INSTRUCTION: Reproduce each of the lines word for word.

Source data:
☆ ☆ ☆ ☆

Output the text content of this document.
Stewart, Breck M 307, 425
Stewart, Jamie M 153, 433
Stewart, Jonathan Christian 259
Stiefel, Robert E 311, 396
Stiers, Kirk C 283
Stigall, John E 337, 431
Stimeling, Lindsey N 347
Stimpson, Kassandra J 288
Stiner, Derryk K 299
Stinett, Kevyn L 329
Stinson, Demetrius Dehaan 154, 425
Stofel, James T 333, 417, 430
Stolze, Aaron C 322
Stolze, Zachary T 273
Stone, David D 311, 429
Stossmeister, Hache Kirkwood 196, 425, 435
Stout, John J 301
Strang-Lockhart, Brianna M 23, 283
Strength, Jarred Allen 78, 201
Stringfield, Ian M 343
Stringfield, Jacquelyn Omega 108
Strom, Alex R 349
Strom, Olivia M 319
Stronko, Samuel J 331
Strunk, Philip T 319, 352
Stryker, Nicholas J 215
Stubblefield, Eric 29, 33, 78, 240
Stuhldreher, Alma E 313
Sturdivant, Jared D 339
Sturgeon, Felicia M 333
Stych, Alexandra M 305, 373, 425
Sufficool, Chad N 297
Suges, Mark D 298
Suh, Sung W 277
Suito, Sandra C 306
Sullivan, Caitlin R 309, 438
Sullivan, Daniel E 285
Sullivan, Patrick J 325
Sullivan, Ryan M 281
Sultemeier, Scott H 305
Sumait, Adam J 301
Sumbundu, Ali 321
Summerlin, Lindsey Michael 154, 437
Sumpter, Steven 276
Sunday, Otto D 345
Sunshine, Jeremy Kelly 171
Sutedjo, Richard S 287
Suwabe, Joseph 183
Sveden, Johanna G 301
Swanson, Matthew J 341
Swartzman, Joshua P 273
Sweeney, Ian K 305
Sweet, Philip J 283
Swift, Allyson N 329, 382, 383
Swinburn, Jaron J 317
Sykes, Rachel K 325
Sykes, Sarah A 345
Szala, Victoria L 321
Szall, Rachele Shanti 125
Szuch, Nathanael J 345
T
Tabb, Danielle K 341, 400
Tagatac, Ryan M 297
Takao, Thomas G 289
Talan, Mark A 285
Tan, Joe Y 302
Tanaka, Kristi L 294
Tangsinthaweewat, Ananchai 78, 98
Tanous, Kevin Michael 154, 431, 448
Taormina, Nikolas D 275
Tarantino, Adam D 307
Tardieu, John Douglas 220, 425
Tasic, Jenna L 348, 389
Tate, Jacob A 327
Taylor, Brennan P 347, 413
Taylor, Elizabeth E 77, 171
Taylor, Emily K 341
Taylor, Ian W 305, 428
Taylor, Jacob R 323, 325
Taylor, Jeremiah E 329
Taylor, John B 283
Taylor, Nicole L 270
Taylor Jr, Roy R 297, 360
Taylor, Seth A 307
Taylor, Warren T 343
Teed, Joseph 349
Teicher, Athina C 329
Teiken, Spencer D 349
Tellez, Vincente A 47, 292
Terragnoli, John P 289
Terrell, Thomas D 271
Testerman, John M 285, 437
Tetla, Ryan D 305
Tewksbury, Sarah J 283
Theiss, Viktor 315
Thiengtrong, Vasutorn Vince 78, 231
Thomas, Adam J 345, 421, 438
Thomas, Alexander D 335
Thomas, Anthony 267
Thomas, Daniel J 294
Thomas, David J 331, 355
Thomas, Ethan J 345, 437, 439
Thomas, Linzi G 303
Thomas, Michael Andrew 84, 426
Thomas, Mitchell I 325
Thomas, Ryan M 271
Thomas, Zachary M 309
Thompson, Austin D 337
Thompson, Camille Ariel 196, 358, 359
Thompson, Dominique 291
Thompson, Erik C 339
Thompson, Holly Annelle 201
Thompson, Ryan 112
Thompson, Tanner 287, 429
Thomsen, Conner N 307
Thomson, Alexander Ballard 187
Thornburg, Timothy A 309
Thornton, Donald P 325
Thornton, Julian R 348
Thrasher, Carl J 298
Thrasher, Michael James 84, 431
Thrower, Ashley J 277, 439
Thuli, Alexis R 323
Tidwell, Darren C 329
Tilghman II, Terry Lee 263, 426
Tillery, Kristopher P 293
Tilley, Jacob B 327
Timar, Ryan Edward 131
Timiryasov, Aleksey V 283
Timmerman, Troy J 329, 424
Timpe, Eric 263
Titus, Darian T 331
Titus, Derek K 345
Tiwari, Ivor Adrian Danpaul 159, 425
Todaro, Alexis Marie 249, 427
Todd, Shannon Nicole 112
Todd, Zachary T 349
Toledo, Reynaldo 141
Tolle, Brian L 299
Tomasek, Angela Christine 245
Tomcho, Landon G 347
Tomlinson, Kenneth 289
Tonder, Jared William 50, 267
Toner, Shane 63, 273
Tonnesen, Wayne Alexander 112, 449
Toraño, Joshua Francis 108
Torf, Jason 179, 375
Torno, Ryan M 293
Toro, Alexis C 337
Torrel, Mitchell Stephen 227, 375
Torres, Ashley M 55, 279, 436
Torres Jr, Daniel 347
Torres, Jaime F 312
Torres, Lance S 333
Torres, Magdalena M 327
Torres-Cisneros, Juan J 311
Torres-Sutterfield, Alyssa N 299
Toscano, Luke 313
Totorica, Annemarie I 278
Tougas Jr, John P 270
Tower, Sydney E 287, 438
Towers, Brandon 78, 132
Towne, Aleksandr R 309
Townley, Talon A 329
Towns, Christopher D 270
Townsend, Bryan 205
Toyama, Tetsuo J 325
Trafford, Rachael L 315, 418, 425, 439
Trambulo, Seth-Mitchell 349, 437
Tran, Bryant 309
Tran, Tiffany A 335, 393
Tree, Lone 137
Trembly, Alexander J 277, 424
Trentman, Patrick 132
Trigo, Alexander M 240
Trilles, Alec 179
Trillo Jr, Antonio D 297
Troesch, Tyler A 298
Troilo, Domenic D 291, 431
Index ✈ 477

☆ ☆ ☆ ☆

THE SOLUTION:
Output the text content of this document.
Stewart, Breck M 307, 425
Stewart, Jamie M 153, 433
Stewart, Jonathan Christian 259
Stiefel, Robert E 311, 396
Stiers, Kirk C 283
Stigall, John E 337, 431
Stimeling, Lindsey N 347
Stimpson, Kassandra J 288
Stiner, Derryk K 299
Stinett, Kevyn L 329
Stinson, Demetrius Dehaan 154, 425
Stofel, James T 333, 417, 430
Stolze, Aaron C 322
Stolze, Zachary T 273
Stone, David D 311, 429
Stossmeister, Hache Kirkwood 196, 425, 435
Stout, John J 301
Strang-Lockhart, Brianna M 23, 283
Strength, Jarred Allen 78, 201
Stringfield, Ian M 343
Stringfield, Jacquelyn Omega 108
Strom, Alex R 349
Strom, Olivia M 319
Stronko, Samuel J 331
Strunk, Philip T 319, 352
Stryker, Nicholas J 215
Stubblefield, Eric 29, 33, 78, 240
Stuhldreher, Alma E 313
Sturdivant, Jared D 339
Sturgeon, Felicia M 333
Stych, Alexandra M 305, 373, 425
Sufficool, Chad N 297
Suges, Mark D 298
Suh, Sung W 277
Suito, Sandra C 306
Sullivan, Caitlin R 309, 438
Sullivan, Daniel E 285
Sullivan, Patrick J 325
Sullivan, Ryan M 281
Sultemeier, Scott H 305
Sumait, Adam J 301
Sumbundu, Ali 321
Summerlin, Lindsey Michael 154, 437
Sumpter, Steven 276
Sunday, Otto D 345
Sunshine, Jeremy Kelly 171
Sutedjo, Richard S 287
Suwabe, Joseph 183
Sveden, Johanna G 301
Swanson, Matthew J 341
Swartzman, Joshua P 273
Sweeney, Ian K 305
Sweet, Philip J 283
Swift, Allyson N 329, 382, 383
Swinburn, Jaron J 317
Sykes, Rachel K 325
Sykes, Sarah A 345
Szala, Victoria L 321
Szall, Rachele Shanti 125
Szuch, Nathanael J 345
T
Tabb, Danielle K 341, 400
Tagatac, Ryan M 297
Takao, Thomas G 289
Talan, Mark A 285
Tan, Joe Y 302
Tanaka, Kristi L 294
Tangsinthaweewat, Ananchai 78, 98
Tanous, Kevin Michael 154, 431, 448
Taormina, Nikolas D 275
Tarantino, Adam D 307
Tardieu, John Douglas 220, 425
Tasic, Jenna L 348, 389
Tate, Jacob A 327
Taylor, Brennan P 347, 413
Taylor, Elizabeth E 77, 171
Taylor, Emily K 341
Taylor, Ian W 305, 428
Taylor, Jacob R 323, 325
Taylor, Jeremiah E 329
Taylor, John B 283
Taylor, Nicole L 270
Taylor Jr, Roy R 297, 360
Taylor, Seth A 307
Taylor, Warren T 343
Teed, Joseph 349
Teicher, Athina C 329
Teiken, Spencer D 349
Tellez, Vincente A 47, 292
Terragnoli, John P 289
Terrell, Thomas D 271
Testerman, John M 285, 437
Tetla, Ryan D 305
Tewksbury, Sarah J 283
Theiss, Viktor 315
Thiengtrong, Vasutorn Vince 78, 231
Thomas, Adam J 345, 421, 438
Thomas, Alexander D 335
Thomas, Anthony 267
Thomas, Daniel J 294
Thomas, David J 331, 355
Thomas, Ethan J 345, 437, 439
Thomas, Linzi G 303
Thomas, Michael Andrew 84, 426
Thomas, Mitchell I 325
Thomas, Ryan M 271
Thomas, Zachary M 309
Thompson, Austin D 337
Thompson, Camille Ariel 196, 358, 359
Thompson, Dominique 291
Thompson, Erik C 339
Thompson, Holly Annelle 201
Thompson, Ryan 112
Thompson, Tanner 287, 429
Thomsen, Conner N 307
Thomson, Alexander Ballard 187
Thornburg, Timothy A 309
Thornton, Donald P 325
Thornton, Julian R 348
Thrasher, Carl J 298
Thrasher, Michael James 84, 431
Thrower, Ashley J 277, 439
Thuli, Alexis R 323
Tidwell, Darren C 329
Tilghman II, Terry Lee 263, 426
Tillery, Kristopher P 293
Tilley, Jacob B 327
Timar, Ryan Edward 131
Timiryasov, Aleksey V 283
Timmerman, Troy J 329, 424
Timpe, Eric 263
Titus, Darian T 331
Titus, Derek K 345
Tiwari, Ivor Adrian Danpaul 159, 425
Todaro, Alexis Marie 249, 427
Todd, Shannon Nicole 112
Todd, Zachary T 349
Toledo, Reynaldo 141
Tolle, Brian L 299
Tomasek, Angela Christine 245
Tomcho, Landon G 347
Tomlinson, Kenneth 289
Tonder, Jared William 50, 267
Toner, Shane 63, 273
Tonnesen, Wayne Alexander 112, 449
Toraño, Joshua Francis 108
Torf, Jason 179, 375
Torno, Ryan M 293
Toro, Alexis C 337
Torrel, Mitchell Stephen 227, 375
Torres, Ashley M 55, 279, 436
Torres Jr, Daniel 347
Torres, Jaime F 312
Torres, Lance S 333
Torres, Magdalena M 327
Torres-Cisneros, Juan J 311
Torres-Sutterfield, Alyssa N 299
Toscano, Luke 313
Totorica, Annemarie I 278
Tougas Jr, John P 270
Tower, Sydney E 287, 438
Towers, Brandon 78, 132
Towne, Aleksandr R 309
Townley, Talon A 329
Towns, Christopher D 270
Townsend, Bryan 205
Toyama, Tetsuo J 325
Trafford, Rachael L 315, 418, 425, 439
Trambulo, Seth-Mitchell 349, 437
Tran, Bryant 309
Tran, Tiffany A 335, 393
Tree, Lone 137
Trembly, Alexander J 277, 424
Trentman, Patrick 132
Trigo, Alexander M 240
Trilles, Alec 179
Trillo Jr, Antonio D 297
Troesch, Tyler A 298
Troilo, Domenic D 291, 431
Index ✈ 477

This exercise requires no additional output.